_Instructions to follow_: Below, find each line holding "balance" and state how many there are, using the number alone.
---------- Source data ----------
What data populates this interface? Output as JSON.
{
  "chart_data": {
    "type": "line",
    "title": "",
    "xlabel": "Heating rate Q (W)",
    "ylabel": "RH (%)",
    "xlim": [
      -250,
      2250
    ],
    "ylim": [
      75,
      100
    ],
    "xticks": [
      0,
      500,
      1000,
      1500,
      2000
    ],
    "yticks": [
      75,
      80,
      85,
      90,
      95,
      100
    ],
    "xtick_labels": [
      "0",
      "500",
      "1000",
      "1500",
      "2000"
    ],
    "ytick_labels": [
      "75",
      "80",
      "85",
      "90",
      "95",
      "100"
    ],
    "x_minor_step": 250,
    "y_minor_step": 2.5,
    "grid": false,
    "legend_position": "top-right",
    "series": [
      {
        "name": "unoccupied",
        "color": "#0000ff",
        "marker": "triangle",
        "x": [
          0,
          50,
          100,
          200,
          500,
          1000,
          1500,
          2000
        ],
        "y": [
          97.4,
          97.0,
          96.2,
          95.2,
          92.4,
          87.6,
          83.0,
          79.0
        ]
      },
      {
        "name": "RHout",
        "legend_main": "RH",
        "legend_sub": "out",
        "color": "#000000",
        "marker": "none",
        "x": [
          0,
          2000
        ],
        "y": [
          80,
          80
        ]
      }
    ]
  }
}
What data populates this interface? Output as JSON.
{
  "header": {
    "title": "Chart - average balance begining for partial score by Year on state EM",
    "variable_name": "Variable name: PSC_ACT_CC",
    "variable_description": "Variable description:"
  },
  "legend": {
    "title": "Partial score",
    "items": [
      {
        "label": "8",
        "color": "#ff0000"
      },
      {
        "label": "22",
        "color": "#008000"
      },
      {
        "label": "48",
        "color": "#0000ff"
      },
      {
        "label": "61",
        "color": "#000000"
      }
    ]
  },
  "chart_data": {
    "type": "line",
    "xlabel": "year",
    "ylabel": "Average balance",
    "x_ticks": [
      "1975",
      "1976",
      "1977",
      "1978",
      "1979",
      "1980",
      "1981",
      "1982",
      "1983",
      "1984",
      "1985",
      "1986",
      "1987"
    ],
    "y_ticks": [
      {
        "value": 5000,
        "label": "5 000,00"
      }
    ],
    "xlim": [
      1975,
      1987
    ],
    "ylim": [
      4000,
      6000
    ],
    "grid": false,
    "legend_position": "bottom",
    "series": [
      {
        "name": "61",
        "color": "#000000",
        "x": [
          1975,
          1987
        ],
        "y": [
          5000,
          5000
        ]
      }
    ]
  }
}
----------
_Solution for this exercise_: 2